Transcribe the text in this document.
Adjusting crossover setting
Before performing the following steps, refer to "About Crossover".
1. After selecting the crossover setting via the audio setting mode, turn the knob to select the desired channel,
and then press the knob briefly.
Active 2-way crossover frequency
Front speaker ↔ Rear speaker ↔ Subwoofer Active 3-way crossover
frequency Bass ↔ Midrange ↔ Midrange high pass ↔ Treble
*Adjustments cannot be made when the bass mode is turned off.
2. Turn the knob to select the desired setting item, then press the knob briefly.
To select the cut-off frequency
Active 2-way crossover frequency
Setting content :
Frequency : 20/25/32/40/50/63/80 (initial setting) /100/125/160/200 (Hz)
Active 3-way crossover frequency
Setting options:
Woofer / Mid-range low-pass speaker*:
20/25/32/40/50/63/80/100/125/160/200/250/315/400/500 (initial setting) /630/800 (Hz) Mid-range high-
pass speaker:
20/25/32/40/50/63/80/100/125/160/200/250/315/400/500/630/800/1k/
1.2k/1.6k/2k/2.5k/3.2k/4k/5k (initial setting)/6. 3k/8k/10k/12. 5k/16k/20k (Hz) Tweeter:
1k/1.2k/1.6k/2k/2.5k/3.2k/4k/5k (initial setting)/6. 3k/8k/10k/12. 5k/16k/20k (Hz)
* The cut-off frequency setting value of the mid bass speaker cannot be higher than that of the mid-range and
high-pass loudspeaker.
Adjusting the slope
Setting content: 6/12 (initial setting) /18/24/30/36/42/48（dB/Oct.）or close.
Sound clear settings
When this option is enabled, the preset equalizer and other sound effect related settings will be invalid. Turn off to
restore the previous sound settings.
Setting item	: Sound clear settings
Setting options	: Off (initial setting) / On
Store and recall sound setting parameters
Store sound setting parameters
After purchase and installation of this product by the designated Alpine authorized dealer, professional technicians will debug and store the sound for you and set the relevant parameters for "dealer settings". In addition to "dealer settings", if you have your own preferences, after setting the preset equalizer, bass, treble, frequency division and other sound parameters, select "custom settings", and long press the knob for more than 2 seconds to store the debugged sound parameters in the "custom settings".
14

- EXERCISE PROMPT
Transcribe all of the lines in the records precisely.

- WORKED ANSWER
Transcribe the text in this document.
Adjusting crossover setting
Before performing the following steps, refer to "About Crossover".
1. After selecting the crossover setting via the audio setting mode, turn the knob to select the desired channel,
and then press the knob briefly.
Active 2-way crossover frequency
Front speaker ↔ Rear speaker ↔ Subwoofer Active 3-way crossover
frequency Bass ↔ Midrange ↔ Midrange high pass ↔ Treble
*Adjustments cannot be made when the bass mode is turned off.
2. Turn the knob to select the desired setting item, then press the knob briefly.
To select the cut-off frequency
Active 2-way crossover frequency
Setting content :
Frequency : 20/25/32/40/50/63/80 (initial setting) /100/125/160/200 (Hz)
Active 3-way crossover frequency
Setting options:
Woofer / Mid-range low-pass speaker*:
20/25/32/40/50/63/80/100/125/160/200/250/315/400/500 (initial setting) /630/800 (Hz) Mid-range high-
pass speaker:
20/25/32/40/50/63/80/100/125/160/200/250/315/400/500/630/800/1k/
1.2k/1.6k/2k/2.5k/3.2k/4k/5k (initial setting)/6. 3k/8k/10k/12. 5k/16k/20k (Hz) Tweeter:
1k/1.2k/1.6k/2k/2.5k/3.2k/4k/5k (initial setting)/6. 3k/8k/10k/12. 5k/16k/20k (Hz)
* The cut-off frequency setting value of the mid bass speaker cannot be higher than that of the mid-range and
high-pass loudspeaker.
Adjusting the slope
Setting content: 6/12 (initial setting) /18/24/30/36/42/48（dB/Oct.）or close.
Sound clear settings
When this option is enabled, the preset equalizer and other sound effect related settings will be invalid. Turn off to
restore the previous sound settings.
Setting item	: Sound clear settings
Setting options	: Off (initial setting) / On
Store and recall sound setting parameters
Store sound setting parameters
After purchase and installation of this product by the designated Alpine authorized dealer, professional technicians will debug and store the sound for you and set the relevant parameters for "dealer settings". In addition to "dealer settings", if you have your own preferences, after setting the preset equalizer, bass, treble, frequency division and other sound parameters, select "custom settings", and long press the knob for more than 2 seconds to store the debugged sound parameters in the "custom settings".
14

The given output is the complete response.